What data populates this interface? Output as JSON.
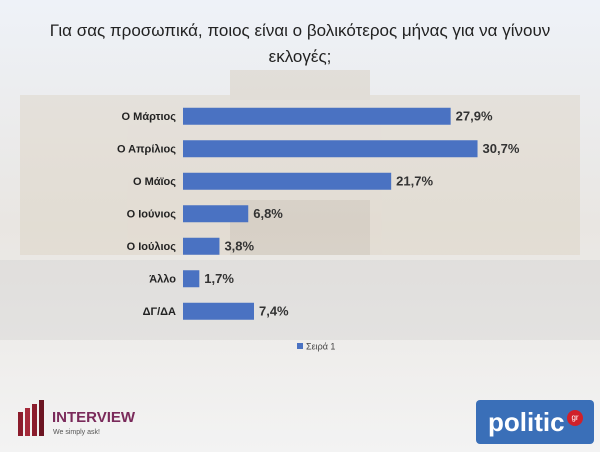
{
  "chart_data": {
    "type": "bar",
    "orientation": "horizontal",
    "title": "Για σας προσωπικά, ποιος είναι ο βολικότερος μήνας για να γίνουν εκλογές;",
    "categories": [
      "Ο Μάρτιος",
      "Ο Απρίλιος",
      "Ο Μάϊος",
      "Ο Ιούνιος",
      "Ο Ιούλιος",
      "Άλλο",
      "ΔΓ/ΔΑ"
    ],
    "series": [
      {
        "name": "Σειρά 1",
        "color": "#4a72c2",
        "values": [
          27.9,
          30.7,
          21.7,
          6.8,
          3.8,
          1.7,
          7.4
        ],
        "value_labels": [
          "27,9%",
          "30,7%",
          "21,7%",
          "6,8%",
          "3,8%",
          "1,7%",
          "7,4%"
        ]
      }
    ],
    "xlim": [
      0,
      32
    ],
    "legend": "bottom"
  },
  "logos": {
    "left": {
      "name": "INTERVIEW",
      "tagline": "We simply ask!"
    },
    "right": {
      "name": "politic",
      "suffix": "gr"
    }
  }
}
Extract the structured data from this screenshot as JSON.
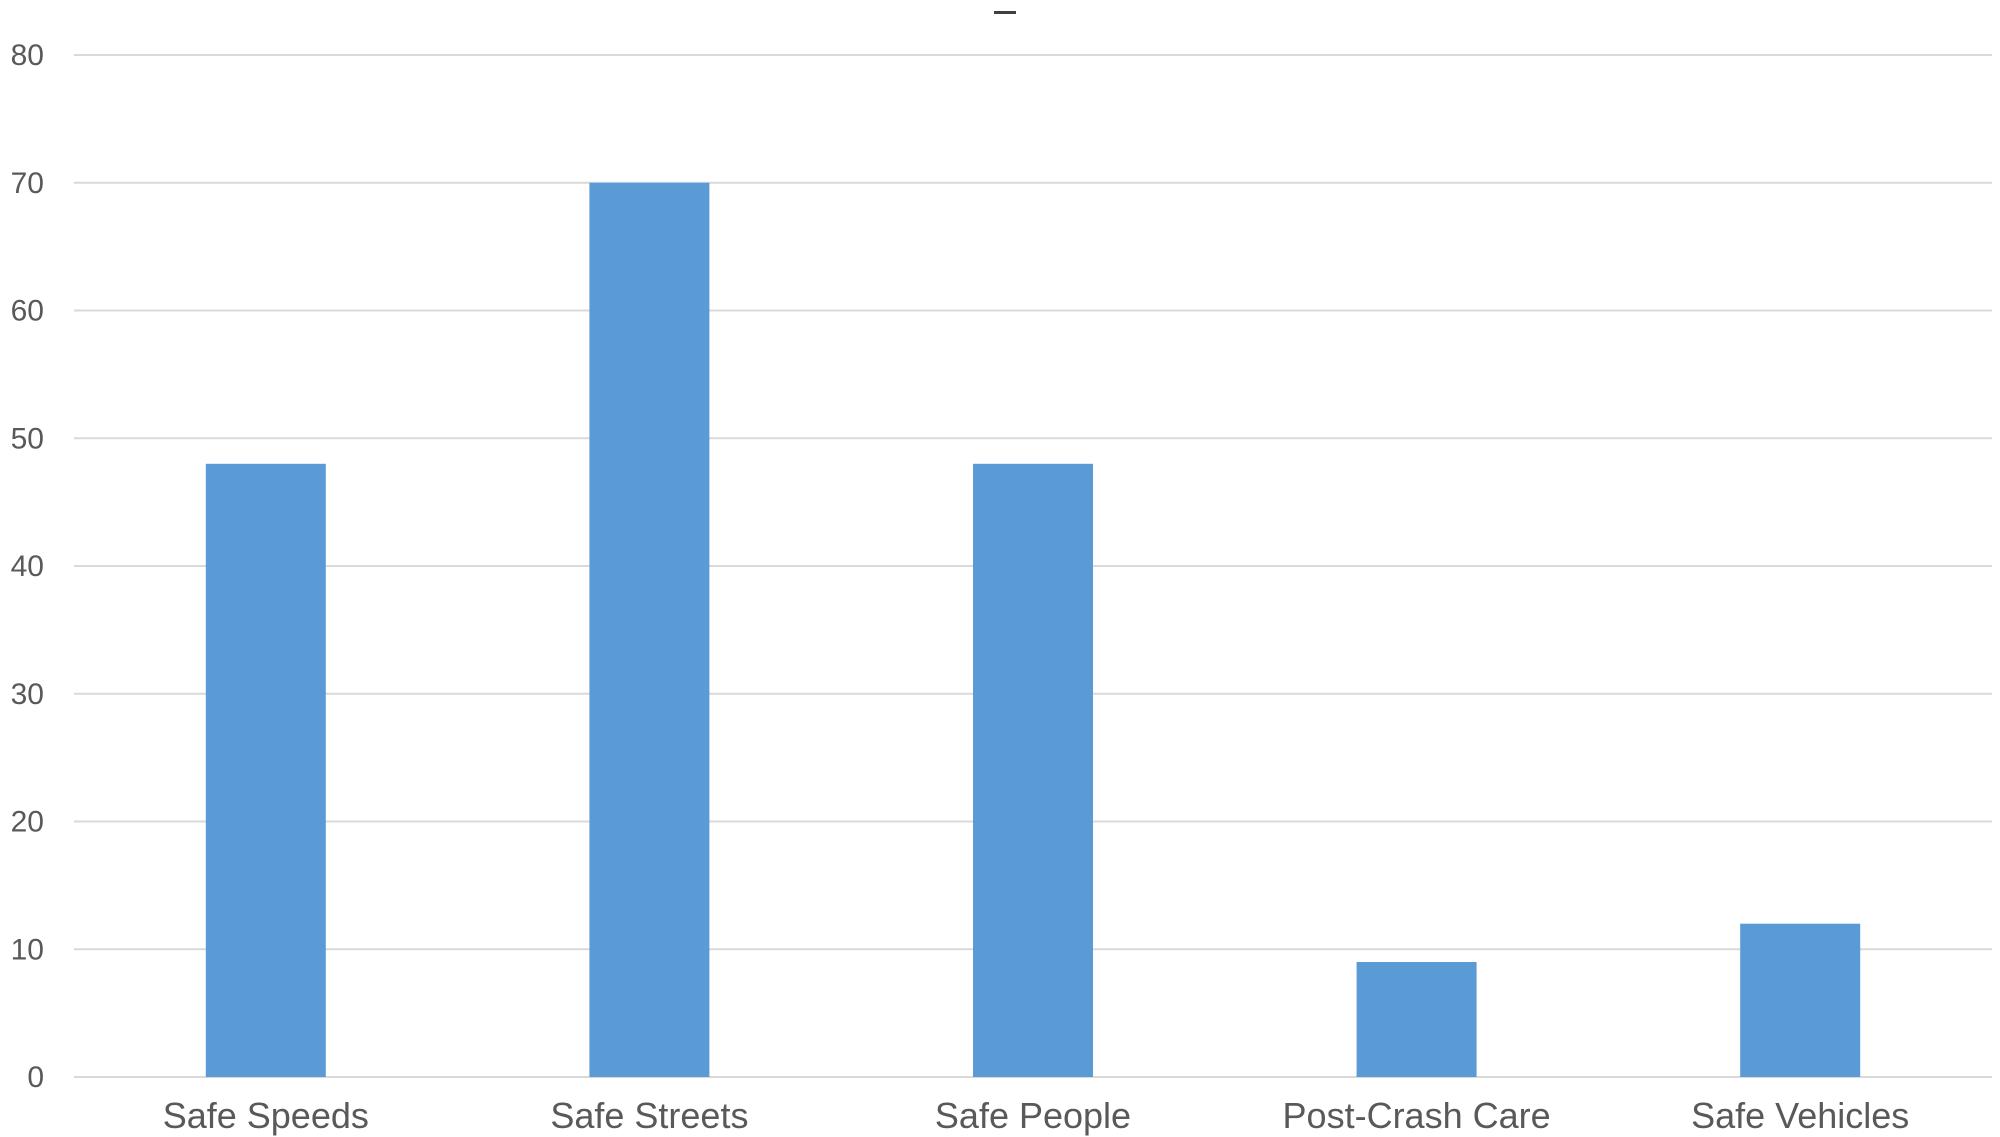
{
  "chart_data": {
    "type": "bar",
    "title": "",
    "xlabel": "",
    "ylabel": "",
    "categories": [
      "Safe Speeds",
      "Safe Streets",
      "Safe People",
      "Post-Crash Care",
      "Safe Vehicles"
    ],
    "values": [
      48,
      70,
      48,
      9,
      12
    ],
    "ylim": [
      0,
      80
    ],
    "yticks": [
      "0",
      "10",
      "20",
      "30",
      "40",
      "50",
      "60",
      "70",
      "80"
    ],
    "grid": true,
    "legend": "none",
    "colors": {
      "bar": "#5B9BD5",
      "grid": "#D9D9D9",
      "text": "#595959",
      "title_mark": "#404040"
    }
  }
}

...

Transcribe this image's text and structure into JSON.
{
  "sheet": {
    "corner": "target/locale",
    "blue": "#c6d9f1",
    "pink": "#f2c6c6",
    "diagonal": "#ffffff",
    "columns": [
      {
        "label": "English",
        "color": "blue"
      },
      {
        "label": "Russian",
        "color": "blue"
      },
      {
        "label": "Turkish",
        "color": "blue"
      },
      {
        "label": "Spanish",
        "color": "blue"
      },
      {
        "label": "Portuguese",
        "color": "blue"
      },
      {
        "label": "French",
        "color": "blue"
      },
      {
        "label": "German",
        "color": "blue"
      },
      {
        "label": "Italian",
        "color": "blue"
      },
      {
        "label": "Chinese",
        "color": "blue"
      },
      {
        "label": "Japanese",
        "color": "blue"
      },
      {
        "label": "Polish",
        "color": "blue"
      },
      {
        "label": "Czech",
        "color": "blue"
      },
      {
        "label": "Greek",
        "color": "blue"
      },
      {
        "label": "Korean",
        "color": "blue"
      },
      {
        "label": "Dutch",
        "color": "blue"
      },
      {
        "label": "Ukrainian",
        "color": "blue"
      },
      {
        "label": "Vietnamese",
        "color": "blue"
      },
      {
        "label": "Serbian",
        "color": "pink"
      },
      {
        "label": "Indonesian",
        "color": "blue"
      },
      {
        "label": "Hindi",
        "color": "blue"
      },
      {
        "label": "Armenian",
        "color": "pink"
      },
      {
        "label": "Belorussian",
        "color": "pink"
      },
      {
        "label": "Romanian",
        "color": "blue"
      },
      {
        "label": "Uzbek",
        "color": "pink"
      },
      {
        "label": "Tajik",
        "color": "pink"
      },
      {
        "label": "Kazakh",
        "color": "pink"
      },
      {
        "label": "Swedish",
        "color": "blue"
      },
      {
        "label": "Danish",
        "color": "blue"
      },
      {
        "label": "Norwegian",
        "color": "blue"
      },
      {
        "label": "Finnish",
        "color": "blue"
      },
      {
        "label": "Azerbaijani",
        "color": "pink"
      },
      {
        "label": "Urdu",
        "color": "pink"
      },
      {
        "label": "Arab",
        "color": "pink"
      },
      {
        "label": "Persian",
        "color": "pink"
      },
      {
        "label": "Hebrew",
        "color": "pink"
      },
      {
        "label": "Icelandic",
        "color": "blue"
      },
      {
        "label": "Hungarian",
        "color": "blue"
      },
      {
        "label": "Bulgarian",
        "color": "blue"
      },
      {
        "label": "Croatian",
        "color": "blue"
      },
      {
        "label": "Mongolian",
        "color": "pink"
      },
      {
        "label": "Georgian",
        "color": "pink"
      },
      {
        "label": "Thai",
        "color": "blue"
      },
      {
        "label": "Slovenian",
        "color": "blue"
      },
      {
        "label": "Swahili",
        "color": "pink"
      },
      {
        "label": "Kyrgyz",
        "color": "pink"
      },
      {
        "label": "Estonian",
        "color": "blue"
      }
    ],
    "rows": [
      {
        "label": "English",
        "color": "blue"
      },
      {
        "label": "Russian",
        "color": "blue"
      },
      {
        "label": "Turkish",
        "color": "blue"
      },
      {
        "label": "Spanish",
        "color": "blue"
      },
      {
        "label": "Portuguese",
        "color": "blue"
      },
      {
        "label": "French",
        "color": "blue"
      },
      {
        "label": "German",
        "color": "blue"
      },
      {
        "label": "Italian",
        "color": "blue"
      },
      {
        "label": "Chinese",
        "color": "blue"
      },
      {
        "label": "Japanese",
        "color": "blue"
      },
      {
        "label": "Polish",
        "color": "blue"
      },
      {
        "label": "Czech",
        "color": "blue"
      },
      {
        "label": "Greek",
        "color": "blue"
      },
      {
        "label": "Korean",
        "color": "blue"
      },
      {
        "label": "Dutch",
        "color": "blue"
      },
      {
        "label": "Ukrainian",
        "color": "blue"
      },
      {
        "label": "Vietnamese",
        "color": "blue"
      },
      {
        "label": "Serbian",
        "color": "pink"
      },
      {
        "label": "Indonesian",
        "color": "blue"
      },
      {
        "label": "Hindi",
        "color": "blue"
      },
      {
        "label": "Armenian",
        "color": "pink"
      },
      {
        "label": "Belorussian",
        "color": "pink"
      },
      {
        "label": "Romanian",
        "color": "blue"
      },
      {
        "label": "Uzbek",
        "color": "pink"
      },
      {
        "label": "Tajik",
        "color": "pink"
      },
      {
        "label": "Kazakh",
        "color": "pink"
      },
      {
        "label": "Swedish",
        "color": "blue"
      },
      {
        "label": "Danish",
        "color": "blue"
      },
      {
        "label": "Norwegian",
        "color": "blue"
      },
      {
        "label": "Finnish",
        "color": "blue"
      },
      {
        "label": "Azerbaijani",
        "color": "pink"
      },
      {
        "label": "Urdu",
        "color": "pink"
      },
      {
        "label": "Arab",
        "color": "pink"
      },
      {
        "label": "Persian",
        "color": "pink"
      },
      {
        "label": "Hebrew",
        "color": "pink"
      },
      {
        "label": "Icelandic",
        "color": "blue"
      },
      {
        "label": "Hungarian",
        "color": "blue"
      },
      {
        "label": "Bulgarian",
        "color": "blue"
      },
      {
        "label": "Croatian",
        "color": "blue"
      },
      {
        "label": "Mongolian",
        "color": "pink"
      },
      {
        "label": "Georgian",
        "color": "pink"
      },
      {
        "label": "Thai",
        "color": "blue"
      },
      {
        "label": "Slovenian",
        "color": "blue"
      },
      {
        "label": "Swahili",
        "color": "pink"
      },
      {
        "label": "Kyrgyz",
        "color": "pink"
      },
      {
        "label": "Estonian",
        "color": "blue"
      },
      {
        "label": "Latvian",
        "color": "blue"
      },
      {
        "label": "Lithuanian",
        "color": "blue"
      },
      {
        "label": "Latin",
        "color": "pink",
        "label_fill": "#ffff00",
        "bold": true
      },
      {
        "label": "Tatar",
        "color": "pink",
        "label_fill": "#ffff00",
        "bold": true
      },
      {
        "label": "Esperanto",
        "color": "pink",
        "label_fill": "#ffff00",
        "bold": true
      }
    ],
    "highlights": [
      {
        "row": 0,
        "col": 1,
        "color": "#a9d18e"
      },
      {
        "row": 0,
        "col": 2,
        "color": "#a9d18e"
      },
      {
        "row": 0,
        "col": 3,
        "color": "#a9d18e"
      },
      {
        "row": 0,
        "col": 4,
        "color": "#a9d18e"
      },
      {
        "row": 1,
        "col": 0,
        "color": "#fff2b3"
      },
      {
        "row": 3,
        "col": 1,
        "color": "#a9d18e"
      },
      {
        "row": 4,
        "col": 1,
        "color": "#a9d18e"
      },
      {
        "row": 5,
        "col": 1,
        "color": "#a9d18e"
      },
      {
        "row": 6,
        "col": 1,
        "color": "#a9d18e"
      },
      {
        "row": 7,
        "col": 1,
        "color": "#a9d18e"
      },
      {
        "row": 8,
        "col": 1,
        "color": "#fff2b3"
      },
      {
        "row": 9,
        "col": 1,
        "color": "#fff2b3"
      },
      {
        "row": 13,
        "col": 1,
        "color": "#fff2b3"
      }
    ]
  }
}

--

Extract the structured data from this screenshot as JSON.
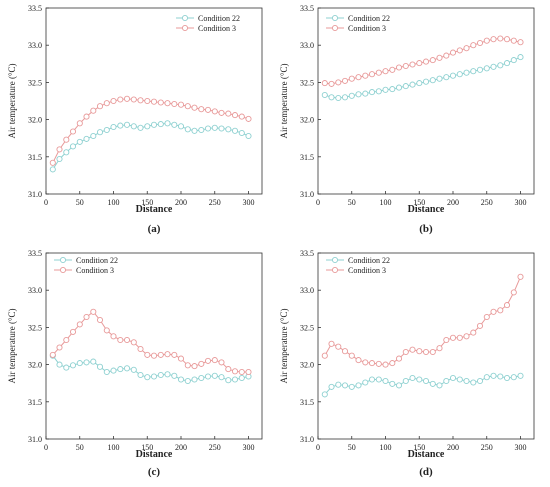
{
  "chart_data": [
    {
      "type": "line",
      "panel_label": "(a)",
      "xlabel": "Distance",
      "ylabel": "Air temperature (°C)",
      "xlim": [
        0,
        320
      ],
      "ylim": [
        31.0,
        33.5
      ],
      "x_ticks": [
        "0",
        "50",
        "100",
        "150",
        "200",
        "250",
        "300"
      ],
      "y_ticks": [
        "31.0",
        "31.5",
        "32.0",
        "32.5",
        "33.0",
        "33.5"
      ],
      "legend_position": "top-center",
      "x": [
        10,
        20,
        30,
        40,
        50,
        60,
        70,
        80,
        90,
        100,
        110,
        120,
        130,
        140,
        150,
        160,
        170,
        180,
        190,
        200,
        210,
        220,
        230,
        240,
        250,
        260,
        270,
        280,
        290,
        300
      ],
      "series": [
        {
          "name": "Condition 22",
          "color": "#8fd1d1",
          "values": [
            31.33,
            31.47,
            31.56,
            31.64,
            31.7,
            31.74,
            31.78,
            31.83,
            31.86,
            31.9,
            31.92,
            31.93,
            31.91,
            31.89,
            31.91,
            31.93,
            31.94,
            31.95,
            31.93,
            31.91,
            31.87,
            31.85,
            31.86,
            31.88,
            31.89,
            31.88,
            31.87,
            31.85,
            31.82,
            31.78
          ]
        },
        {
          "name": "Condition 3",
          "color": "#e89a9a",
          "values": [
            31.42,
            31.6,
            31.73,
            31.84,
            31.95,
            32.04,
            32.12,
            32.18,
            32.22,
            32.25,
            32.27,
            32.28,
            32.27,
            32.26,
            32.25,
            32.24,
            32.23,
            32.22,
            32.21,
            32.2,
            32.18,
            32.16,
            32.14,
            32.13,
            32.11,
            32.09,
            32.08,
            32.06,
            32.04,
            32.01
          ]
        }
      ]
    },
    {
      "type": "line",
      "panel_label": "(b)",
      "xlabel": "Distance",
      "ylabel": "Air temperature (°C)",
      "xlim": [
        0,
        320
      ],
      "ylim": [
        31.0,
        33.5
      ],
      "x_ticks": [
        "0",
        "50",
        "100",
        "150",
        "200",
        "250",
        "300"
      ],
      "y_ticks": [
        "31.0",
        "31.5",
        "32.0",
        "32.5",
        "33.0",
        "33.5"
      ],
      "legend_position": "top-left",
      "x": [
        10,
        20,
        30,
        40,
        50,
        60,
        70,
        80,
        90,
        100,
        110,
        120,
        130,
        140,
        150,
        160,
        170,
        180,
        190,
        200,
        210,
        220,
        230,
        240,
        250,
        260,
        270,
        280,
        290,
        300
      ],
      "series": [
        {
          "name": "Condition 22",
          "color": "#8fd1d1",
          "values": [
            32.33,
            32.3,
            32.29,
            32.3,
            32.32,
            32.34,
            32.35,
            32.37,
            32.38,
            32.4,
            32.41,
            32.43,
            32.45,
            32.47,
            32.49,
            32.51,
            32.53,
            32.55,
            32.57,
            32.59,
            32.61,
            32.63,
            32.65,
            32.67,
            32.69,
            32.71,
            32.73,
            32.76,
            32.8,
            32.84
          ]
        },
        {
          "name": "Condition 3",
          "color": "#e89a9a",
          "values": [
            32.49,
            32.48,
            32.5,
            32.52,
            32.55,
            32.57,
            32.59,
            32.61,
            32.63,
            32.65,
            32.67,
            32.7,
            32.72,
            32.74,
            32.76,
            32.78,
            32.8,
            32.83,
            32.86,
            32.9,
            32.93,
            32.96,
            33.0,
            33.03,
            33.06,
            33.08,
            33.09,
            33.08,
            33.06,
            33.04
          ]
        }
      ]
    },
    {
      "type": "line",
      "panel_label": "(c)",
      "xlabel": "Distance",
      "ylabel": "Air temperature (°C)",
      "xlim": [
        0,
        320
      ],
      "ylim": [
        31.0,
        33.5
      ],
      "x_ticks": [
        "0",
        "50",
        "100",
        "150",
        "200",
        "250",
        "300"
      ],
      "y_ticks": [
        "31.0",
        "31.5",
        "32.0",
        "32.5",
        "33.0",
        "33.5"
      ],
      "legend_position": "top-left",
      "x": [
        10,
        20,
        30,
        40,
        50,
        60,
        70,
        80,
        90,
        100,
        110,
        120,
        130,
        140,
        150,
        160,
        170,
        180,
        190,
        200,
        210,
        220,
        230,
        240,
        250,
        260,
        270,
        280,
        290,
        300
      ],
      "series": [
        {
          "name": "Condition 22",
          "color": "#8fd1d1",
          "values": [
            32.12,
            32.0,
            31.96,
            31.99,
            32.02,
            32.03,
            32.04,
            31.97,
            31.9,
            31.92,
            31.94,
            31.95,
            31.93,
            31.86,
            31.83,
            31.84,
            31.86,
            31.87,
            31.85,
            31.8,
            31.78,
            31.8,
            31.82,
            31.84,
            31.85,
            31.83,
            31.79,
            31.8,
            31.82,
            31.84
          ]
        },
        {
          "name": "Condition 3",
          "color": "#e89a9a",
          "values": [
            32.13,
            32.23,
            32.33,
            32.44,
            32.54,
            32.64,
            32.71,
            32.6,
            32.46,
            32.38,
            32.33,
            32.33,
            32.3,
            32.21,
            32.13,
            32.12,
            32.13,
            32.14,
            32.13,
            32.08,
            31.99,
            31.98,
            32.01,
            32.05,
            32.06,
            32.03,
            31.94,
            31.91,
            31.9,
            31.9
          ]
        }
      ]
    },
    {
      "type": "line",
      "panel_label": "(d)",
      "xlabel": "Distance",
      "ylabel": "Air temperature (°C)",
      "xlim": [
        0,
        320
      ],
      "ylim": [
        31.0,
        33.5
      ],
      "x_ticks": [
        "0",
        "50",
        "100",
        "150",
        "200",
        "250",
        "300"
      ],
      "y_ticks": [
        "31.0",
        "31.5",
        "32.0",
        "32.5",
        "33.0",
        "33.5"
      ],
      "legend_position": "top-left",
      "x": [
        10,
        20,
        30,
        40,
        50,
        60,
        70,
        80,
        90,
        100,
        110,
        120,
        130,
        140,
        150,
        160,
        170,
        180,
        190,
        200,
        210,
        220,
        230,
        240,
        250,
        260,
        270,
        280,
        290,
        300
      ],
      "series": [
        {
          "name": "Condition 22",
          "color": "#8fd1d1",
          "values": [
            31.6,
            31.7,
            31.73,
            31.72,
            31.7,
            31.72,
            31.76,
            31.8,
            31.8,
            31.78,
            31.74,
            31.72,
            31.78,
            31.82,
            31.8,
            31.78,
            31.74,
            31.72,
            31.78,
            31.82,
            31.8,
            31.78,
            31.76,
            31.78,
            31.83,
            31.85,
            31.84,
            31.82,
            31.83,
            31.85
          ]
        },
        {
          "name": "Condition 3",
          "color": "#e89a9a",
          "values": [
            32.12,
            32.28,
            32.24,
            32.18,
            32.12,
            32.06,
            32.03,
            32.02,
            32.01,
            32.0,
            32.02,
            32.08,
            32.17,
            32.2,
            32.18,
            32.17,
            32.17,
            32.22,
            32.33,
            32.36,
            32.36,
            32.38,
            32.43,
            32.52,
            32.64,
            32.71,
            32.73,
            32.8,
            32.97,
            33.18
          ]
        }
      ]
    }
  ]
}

*REQUIRED TASK*:
Report the number of lines that contain "Safe", with no other words.

*SOLVED EXERCISE*:
4